• WORK REQUIRED:
Copy each line that contains the word "della".

• ROWS:
=======

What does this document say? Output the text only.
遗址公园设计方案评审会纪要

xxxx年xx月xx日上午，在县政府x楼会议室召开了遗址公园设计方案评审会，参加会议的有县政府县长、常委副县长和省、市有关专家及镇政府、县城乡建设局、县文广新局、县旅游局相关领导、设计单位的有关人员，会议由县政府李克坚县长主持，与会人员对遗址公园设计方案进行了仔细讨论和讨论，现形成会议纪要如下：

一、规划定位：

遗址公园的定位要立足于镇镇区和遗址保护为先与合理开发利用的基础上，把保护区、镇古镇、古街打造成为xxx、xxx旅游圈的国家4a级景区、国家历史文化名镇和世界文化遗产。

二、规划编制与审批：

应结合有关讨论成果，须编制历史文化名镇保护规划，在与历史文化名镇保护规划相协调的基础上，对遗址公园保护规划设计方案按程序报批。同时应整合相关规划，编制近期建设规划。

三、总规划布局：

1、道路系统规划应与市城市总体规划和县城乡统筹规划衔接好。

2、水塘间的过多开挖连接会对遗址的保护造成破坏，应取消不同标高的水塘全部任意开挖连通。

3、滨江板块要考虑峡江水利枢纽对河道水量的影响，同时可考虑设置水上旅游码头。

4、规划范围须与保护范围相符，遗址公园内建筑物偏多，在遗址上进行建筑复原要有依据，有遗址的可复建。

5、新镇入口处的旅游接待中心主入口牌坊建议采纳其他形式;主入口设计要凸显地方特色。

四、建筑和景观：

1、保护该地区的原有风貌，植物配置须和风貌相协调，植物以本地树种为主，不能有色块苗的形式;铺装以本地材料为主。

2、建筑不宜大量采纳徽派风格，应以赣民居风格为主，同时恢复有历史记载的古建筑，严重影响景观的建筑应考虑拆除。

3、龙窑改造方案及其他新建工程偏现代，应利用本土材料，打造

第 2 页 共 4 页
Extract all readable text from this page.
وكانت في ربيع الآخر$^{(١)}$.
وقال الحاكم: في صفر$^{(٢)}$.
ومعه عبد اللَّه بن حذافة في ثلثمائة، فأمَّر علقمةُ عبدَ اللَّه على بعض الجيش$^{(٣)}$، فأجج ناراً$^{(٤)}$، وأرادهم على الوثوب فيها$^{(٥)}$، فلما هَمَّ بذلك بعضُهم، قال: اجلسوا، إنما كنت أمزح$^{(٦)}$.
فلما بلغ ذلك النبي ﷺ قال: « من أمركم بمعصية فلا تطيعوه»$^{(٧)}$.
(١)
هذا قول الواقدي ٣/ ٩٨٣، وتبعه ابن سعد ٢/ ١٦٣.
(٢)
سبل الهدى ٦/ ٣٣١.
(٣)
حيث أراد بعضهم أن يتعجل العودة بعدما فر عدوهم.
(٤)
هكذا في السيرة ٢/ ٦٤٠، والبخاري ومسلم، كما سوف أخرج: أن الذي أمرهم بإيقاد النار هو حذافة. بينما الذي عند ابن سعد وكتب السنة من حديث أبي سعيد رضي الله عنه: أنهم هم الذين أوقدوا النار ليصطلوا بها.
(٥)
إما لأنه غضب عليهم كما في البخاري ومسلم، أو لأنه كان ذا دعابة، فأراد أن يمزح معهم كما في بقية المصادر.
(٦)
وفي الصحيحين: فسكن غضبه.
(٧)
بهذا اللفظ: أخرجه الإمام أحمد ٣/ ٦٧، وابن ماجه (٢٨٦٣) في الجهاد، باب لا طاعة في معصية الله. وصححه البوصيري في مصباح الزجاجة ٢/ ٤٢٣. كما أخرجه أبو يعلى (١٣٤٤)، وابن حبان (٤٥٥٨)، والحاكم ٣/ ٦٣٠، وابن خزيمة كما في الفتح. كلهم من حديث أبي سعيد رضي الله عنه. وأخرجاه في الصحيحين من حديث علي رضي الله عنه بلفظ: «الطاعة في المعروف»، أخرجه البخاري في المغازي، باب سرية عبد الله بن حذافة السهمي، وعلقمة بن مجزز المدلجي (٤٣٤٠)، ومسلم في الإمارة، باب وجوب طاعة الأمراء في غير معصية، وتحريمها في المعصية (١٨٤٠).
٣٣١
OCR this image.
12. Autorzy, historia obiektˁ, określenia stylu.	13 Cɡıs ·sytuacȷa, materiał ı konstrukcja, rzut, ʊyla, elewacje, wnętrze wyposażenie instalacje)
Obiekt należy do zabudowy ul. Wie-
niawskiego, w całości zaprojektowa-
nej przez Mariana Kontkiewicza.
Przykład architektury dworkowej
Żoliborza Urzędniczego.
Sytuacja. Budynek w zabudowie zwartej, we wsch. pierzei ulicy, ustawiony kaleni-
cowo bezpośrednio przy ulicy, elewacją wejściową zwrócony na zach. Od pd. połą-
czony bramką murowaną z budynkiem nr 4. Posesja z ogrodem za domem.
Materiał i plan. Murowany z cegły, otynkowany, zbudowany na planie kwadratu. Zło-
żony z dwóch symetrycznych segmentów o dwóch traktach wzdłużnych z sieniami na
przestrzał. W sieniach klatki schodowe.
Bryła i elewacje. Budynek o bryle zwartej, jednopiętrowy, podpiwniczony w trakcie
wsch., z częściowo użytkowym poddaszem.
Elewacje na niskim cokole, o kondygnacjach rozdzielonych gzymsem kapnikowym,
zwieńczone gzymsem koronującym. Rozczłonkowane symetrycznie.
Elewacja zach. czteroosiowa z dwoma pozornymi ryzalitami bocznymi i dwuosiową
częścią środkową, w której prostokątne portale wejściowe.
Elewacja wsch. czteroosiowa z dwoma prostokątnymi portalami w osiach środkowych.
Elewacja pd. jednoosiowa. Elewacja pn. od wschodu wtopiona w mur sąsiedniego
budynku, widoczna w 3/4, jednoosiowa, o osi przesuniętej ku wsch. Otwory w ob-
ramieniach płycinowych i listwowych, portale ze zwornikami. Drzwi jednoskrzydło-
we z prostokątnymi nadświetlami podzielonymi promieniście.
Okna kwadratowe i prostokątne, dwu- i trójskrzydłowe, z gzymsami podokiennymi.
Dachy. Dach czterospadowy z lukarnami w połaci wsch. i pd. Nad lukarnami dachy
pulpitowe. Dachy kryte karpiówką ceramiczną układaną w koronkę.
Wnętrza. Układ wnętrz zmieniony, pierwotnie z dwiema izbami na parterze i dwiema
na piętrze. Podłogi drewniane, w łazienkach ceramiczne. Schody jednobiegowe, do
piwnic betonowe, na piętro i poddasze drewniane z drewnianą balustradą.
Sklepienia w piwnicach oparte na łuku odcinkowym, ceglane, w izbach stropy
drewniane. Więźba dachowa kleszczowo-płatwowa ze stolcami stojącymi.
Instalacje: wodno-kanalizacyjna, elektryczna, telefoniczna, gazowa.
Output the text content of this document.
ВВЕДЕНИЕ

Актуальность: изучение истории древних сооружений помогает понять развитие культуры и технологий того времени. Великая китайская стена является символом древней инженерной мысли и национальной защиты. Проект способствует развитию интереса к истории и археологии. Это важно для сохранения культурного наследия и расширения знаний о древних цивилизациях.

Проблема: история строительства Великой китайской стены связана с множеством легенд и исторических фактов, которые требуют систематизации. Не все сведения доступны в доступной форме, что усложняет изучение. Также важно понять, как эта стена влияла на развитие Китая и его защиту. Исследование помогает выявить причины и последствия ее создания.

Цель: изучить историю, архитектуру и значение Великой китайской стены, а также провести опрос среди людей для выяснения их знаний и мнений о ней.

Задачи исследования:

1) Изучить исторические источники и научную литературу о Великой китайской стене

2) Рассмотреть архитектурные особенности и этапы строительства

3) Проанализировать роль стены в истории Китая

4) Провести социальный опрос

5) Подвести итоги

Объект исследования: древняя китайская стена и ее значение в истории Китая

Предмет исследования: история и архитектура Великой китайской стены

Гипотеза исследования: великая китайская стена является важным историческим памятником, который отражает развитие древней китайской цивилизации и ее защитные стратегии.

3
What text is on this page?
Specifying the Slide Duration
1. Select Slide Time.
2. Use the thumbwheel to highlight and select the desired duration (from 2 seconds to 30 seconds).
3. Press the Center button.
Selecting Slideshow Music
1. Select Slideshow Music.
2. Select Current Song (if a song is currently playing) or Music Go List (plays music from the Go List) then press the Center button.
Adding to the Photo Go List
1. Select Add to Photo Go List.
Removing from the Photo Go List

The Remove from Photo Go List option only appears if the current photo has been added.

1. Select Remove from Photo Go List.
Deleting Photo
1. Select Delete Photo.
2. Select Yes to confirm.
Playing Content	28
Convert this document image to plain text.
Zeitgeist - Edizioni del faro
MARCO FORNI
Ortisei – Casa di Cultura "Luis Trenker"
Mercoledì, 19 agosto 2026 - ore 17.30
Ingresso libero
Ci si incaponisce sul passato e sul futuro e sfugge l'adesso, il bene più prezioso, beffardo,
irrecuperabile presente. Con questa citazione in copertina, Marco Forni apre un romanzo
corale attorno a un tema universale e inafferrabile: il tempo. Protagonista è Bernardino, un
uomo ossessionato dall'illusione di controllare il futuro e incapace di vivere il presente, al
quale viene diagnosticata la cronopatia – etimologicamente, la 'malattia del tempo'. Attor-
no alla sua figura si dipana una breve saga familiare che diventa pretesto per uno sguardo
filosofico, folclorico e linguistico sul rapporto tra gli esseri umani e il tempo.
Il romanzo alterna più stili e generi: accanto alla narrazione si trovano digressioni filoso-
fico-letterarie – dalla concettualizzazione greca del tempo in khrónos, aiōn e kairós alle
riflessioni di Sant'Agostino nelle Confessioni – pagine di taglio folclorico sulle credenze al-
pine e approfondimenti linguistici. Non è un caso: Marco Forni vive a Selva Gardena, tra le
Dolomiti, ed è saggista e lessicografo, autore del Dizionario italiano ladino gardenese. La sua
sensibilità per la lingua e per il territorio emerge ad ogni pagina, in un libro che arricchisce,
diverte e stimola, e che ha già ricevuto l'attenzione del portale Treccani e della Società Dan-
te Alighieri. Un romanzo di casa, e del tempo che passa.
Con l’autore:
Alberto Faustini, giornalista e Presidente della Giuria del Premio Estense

=======

• FULL RESPONSE:
diverte e stimola, e che ha già ricevuto l'attenzione del portale Treccani e della Società Dan-
Alberto Faustini, giornalista e Presidente della Giuria del Premio Estense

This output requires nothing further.